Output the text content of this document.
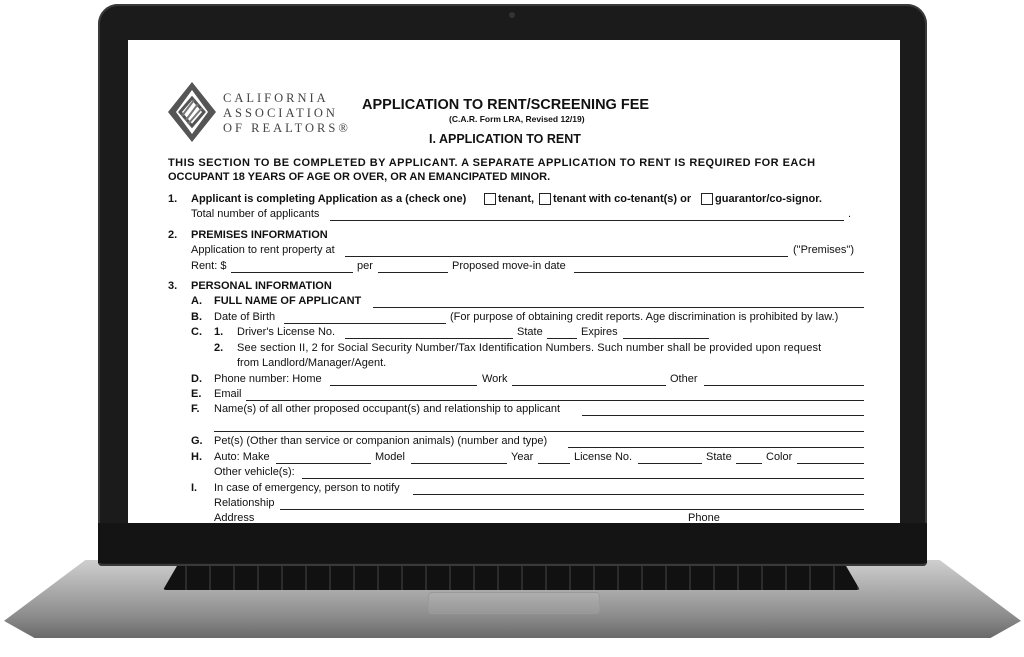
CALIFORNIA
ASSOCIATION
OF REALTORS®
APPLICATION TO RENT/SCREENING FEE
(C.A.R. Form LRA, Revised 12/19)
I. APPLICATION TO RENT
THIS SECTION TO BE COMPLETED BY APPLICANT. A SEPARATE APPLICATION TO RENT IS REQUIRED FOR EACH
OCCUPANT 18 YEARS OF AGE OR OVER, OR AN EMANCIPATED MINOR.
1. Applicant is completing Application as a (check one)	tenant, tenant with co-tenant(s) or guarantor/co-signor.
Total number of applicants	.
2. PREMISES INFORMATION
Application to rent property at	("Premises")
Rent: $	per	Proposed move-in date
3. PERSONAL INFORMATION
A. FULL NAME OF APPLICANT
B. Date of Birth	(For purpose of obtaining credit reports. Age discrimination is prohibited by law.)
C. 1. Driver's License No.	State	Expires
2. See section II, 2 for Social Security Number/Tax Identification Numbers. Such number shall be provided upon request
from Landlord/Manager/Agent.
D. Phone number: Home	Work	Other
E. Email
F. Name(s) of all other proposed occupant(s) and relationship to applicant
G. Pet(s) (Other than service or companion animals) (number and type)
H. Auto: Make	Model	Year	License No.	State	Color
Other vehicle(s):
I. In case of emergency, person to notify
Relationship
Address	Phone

(To be done)
Find all lines holding the string "License" and copy them.

(Response)
C. 1. Driver's License No.	State	Expires
H. Auto: Make	Model	Year	License No.	State	Color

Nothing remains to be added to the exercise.